WHAT IS EXPECTED: Each line containing the word "NEWS" needs to be copied.

INPUT DATA:
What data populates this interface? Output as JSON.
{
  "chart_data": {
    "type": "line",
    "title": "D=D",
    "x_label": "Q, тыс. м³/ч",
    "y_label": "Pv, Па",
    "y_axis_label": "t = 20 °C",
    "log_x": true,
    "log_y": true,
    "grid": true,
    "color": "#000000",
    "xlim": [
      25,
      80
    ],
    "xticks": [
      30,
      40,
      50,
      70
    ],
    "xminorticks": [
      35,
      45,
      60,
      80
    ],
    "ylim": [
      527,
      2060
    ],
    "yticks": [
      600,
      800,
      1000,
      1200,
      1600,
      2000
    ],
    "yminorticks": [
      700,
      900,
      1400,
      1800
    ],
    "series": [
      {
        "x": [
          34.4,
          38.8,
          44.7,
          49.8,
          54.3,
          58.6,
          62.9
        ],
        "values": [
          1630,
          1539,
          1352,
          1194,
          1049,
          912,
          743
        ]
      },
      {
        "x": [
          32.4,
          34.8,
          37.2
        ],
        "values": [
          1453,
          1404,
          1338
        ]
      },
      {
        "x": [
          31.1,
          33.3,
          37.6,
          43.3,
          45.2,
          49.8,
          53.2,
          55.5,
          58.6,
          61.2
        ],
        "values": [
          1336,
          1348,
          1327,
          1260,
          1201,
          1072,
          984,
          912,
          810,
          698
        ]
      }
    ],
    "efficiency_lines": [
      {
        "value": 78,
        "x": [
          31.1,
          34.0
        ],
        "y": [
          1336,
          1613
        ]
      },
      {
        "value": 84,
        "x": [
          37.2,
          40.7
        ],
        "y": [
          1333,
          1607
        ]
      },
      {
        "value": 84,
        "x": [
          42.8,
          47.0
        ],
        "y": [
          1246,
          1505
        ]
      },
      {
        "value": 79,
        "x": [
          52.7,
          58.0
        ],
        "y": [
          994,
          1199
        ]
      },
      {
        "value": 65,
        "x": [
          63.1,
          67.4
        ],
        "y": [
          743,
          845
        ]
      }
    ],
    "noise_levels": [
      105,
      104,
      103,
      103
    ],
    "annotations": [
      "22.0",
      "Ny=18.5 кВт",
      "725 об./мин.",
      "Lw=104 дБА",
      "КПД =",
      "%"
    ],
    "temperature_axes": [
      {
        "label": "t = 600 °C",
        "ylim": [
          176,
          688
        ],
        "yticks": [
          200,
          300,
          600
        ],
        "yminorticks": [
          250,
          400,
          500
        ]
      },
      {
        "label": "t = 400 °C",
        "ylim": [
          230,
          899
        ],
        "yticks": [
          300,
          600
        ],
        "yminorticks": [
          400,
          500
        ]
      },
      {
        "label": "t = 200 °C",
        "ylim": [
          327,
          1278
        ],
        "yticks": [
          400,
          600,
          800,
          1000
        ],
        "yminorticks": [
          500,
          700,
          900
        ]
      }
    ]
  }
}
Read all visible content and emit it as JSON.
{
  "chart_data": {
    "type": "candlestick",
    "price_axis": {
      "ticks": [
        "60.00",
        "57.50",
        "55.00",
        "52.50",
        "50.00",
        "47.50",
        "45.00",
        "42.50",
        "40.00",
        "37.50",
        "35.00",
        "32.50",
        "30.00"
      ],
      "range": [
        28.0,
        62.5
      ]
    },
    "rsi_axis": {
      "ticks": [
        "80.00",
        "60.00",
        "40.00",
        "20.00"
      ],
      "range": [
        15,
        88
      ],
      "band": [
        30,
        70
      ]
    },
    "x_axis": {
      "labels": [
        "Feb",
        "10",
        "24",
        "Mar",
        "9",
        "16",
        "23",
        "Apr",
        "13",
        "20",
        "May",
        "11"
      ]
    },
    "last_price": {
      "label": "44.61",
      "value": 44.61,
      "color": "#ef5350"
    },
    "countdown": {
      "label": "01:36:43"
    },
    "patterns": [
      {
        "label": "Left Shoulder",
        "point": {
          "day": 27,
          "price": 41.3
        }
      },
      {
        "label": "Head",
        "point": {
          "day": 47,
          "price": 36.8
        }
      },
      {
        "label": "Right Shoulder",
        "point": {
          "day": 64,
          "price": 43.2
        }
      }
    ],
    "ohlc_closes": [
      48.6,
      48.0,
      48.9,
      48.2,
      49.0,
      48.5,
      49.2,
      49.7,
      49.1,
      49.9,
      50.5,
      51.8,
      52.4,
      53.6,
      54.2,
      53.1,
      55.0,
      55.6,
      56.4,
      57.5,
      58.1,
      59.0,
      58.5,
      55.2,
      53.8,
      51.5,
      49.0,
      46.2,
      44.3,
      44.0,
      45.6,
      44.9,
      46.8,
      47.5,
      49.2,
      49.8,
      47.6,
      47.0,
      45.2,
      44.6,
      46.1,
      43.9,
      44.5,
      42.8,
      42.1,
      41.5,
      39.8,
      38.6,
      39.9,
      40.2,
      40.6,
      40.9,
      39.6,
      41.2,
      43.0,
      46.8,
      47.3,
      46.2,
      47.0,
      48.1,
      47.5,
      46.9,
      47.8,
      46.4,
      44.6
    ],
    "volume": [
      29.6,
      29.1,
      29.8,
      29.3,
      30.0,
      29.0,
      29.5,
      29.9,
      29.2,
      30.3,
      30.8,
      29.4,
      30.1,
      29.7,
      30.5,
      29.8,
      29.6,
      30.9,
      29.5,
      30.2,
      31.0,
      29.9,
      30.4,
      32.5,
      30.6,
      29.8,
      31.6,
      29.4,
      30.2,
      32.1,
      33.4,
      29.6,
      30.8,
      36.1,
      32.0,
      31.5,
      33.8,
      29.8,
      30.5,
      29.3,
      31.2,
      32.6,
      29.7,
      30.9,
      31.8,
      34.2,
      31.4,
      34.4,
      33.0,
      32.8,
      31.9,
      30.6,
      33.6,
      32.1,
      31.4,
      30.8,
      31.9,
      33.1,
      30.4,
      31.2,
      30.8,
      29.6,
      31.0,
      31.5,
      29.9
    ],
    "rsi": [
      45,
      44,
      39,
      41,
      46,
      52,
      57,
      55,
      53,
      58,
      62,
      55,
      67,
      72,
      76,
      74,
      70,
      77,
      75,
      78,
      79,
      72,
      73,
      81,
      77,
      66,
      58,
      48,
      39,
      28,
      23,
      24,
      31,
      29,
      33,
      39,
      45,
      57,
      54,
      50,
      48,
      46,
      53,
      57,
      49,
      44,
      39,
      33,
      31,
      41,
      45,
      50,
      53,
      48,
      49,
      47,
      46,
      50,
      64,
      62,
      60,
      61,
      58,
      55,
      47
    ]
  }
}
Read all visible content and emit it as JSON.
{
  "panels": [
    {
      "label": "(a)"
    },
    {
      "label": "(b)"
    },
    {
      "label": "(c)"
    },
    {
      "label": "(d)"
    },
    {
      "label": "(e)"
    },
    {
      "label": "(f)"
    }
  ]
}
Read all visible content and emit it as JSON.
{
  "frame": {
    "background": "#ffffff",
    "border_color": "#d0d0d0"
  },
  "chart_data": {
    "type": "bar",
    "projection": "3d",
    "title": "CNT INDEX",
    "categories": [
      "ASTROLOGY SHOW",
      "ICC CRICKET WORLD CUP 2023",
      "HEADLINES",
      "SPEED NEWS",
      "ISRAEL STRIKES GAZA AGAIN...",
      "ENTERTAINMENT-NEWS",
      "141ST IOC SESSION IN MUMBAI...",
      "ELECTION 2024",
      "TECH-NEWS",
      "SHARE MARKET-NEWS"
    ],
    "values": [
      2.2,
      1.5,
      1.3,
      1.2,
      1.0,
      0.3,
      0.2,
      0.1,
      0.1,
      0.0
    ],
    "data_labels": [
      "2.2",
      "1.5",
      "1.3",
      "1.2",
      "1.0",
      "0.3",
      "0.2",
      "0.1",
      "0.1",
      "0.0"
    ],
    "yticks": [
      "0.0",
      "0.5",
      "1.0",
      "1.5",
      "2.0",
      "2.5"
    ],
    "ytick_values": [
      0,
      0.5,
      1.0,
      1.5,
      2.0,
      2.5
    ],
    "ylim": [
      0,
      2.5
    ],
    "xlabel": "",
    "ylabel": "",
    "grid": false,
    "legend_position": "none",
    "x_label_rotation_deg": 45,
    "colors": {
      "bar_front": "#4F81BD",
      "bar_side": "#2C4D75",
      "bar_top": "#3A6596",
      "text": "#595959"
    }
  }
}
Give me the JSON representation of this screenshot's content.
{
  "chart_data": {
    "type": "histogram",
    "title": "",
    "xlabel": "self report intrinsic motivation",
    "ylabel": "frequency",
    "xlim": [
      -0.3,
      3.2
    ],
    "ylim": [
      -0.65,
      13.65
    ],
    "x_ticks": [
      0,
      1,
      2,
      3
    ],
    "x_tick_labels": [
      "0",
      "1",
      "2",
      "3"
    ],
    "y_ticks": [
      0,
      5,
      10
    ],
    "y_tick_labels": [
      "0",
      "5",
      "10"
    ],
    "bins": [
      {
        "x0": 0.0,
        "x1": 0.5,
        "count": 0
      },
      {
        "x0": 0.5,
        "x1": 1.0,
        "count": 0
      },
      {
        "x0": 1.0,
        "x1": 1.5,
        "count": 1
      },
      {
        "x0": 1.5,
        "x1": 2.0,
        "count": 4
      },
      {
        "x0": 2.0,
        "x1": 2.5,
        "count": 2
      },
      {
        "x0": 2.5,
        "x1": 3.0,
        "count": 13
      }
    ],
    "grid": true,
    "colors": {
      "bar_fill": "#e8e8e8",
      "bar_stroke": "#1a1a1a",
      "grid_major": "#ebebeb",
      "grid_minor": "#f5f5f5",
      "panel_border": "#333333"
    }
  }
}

TASK ANSWER:
      "SPEED NEWS",
      "ENTERTAINMENT-NEWS",
      "TECH-NEWS",
      "SHARE MARKET-NEWS"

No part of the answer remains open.